(Aim of the exercise): From the entries below, copy every line where the string "page" appears.

[Saved entries]
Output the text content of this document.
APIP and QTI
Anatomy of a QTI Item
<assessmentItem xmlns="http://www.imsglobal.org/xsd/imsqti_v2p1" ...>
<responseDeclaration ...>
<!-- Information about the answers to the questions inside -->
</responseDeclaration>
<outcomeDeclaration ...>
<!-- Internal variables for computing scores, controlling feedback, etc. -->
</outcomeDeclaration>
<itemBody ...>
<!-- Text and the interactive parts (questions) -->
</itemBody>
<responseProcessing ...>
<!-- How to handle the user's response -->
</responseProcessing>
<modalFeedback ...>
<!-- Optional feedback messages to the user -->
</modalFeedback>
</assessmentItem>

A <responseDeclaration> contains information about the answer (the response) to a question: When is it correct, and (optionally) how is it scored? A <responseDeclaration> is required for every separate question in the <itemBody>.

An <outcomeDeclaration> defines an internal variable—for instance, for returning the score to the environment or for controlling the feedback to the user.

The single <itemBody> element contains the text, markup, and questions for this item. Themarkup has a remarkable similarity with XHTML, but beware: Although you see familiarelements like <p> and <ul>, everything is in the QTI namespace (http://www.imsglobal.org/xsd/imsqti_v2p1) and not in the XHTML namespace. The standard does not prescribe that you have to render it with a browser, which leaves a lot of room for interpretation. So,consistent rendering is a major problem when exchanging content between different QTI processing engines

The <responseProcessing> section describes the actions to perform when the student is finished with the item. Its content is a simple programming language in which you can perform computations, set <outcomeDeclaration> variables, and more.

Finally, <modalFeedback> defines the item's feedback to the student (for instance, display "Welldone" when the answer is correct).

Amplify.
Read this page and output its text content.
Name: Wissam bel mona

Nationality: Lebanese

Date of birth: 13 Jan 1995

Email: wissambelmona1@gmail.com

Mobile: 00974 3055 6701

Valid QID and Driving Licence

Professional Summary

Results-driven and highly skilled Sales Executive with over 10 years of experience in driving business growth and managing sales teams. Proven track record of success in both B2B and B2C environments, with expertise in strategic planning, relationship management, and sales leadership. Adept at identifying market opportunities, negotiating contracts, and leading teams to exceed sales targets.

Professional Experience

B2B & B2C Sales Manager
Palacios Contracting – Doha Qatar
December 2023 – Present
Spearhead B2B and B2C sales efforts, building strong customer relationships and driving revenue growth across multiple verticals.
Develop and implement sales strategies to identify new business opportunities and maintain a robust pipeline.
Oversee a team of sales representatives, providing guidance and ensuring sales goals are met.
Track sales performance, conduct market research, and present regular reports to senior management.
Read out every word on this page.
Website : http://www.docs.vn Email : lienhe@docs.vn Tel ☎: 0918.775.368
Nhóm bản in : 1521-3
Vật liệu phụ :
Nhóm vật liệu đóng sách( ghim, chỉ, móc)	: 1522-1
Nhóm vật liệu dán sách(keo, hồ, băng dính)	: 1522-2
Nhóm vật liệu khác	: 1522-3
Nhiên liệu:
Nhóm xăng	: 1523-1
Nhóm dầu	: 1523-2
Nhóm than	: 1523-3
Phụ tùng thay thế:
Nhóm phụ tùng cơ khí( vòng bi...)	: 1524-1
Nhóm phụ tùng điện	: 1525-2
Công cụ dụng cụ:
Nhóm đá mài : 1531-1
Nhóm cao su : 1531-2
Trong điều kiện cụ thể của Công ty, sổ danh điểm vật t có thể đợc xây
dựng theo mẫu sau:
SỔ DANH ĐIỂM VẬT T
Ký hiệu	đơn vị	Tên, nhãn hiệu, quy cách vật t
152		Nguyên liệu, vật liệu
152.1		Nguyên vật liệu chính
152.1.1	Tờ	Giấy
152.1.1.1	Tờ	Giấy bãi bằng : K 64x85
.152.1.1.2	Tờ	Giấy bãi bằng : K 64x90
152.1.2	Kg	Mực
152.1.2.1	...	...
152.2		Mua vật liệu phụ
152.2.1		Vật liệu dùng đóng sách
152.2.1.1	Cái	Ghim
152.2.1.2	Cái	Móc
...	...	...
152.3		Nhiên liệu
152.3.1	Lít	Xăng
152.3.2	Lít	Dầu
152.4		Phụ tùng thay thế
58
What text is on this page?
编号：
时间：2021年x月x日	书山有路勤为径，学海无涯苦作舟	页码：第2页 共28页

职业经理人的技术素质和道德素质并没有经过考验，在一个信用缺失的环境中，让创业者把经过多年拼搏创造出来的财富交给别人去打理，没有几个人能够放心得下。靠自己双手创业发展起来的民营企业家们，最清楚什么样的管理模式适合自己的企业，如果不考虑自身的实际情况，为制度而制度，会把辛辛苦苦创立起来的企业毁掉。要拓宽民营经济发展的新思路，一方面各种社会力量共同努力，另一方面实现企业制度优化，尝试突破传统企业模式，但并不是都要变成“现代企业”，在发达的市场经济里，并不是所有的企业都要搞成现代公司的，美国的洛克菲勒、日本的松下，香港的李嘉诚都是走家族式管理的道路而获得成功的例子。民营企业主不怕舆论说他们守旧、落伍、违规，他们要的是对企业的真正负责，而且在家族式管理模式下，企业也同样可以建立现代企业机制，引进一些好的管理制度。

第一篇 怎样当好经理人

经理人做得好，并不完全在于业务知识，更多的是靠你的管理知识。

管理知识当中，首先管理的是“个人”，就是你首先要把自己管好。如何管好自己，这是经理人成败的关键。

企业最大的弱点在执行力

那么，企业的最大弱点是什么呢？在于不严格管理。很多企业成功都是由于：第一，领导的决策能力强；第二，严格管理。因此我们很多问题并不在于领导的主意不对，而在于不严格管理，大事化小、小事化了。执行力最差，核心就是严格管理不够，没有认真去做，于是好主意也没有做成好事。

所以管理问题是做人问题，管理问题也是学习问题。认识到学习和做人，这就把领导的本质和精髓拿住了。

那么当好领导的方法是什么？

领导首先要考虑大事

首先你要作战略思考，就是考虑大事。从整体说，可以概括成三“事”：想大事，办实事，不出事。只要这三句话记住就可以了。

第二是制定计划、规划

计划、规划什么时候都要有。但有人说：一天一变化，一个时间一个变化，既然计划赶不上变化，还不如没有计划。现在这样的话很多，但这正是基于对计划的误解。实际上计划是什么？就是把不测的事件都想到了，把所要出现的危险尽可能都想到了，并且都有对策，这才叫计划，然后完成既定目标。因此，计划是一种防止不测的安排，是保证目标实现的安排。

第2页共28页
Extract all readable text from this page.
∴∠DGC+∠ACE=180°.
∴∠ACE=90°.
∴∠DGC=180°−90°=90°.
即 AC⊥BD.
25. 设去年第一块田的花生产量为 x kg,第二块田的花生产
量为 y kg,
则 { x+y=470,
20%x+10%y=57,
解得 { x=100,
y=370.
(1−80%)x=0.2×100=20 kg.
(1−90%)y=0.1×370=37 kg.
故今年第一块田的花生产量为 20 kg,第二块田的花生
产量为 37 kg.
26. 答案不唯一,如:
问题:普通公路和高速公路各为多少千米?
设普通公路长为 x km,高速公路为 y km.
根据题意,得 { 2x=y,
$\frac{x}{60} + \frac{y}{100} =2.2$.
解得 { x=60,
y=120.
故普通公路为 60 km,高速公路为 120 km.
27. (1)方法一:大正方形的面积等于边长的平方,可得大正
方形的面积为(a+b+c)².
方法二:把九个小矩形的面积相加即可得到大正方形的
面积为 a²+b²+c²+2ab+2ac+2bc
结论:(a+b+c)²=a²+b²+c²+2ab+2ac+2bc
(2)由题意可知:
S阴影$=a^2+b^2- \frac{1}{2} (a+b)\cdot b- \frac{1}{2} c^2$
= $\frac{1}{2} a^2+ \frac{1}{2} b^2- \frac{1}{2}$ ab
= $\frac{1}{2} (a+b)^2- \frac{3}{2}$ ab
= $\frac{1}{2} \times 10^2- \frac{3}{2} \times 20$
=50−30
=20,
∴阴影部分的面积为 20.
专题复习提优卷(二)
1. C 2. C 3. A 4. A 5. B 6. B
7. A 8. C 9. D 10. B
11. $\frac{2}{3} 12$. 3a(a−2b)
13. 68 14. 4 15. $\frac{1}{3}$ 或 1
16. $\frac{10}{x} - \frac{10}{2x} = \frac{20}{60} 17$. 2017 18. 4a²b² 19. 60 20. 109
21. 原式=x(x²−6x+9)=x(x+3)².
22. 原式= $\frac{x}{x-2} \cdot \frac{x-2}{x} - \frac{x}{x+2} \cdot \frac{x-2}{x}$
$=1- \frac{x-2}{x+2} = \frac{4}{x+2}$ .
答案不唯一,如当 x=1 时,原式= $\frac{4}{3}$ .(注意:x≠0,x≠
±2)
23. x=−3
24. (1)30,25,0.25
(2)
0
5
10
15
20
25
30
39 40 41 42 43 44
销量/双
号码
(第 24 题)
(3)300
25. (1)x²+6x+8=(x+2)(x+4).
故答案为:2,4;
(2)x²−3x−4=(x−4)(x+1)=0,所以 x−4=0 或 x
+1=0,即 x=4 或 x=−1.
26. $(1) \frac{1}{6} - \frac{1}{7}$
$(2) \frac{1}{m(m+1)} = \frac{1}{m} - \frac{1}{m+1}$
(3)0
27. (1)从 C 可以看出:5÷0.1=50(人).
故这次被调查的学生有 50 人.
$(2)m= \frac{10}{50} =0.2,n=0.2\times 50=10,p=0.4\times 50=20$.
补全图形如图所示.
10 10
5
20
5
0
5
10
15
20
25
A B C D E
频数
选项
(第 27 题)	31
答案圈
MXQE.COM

(Exercise solution):
Read this page and output its text content.
Read out every word on this page.
What text is on this page?
Extract all readable text from this page.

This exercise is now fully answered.